→ **Directions for this task**
Going through the material below, please gather all lines with the word "application" in them.

→ **Records supplied**
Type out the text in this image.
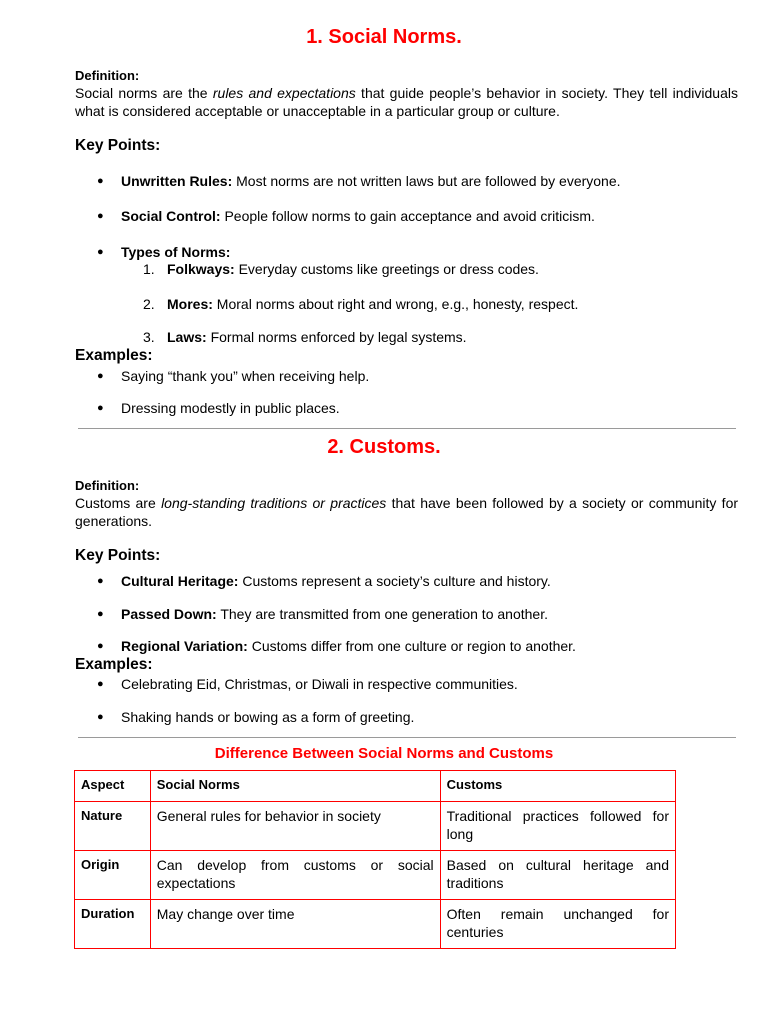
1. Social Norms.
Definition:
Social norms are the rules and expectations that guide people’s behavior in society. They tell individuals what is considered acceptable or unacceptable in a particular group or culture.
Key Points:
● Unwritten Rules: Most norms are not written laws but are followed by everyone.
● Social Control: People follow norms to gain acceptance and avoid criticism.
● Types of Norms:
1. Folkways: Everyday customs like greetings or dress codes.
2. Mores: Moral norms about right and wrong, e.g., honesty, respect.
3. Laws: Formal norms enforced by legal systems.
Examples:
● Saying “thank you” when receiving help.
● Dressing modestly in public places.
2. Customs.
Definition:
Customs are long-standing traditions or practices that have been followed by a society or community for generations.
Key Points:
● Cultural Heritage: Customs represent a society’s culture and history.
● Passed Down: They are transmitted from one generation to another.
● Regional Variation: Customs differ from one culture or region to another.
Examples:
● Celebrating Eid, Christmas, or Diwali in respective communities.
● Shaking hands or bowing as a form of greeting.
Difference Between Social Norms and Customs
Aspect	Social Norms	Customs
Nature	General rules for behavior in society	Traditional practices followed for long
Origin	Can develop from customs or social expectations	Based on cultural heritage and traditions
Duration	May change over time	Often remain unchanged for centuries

...

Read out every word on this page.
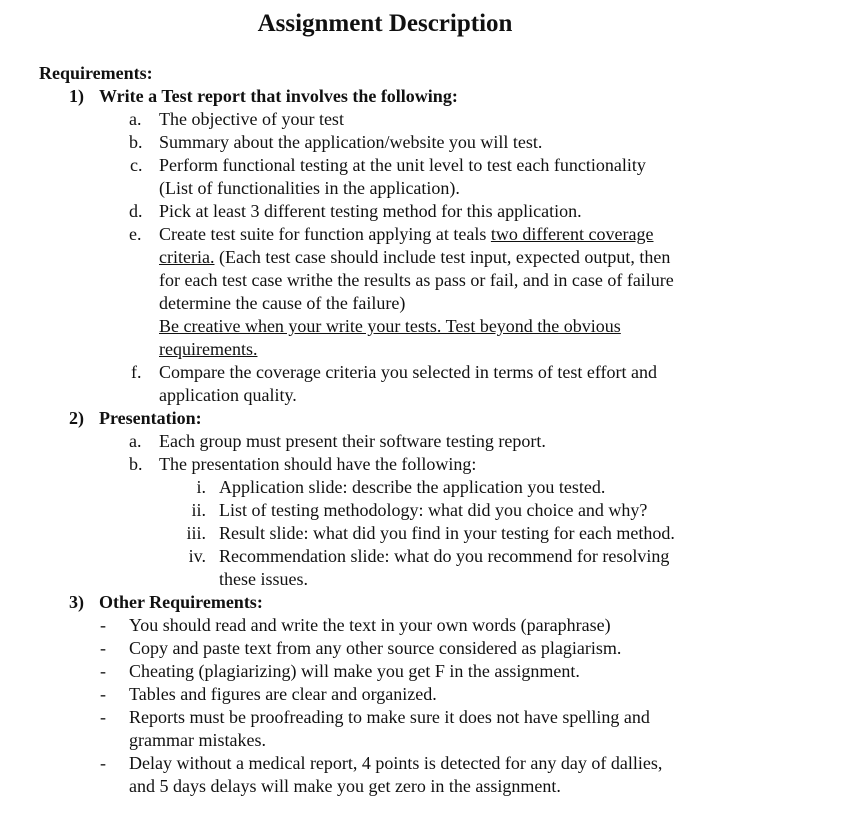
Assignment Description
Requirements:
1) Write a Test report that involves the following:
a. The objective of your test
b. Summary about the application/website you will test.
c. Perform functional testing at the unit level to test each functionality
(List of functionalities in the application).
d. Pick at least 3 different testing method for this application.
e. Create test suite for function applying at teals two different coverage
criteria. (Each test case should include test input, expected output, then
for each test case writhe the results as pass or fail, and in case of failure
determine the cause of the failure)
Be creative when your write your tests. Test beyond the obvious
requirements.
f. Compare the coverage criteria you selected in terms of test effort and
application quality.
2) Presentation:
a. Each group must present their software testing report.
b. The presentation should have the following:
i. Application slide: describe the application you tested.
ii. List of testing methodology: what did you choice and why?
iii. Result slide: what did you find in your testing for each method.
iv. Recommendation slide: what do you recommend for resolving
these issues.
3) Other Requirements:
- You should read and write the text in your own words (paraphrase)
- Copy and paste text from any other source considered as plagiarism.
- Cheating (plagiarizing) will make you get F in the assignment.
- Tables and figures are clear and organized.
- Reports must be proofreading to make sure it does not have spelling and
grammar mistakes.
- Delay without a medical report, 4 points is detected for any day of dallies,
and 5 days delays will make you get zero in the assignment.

→ **Expected output**
b. Summary about the application/website you will test.
(List of functionalities in the application).
d. Pick at least 3 different testing method for this application.
application quality.
i. Application slide: describe the application you tested.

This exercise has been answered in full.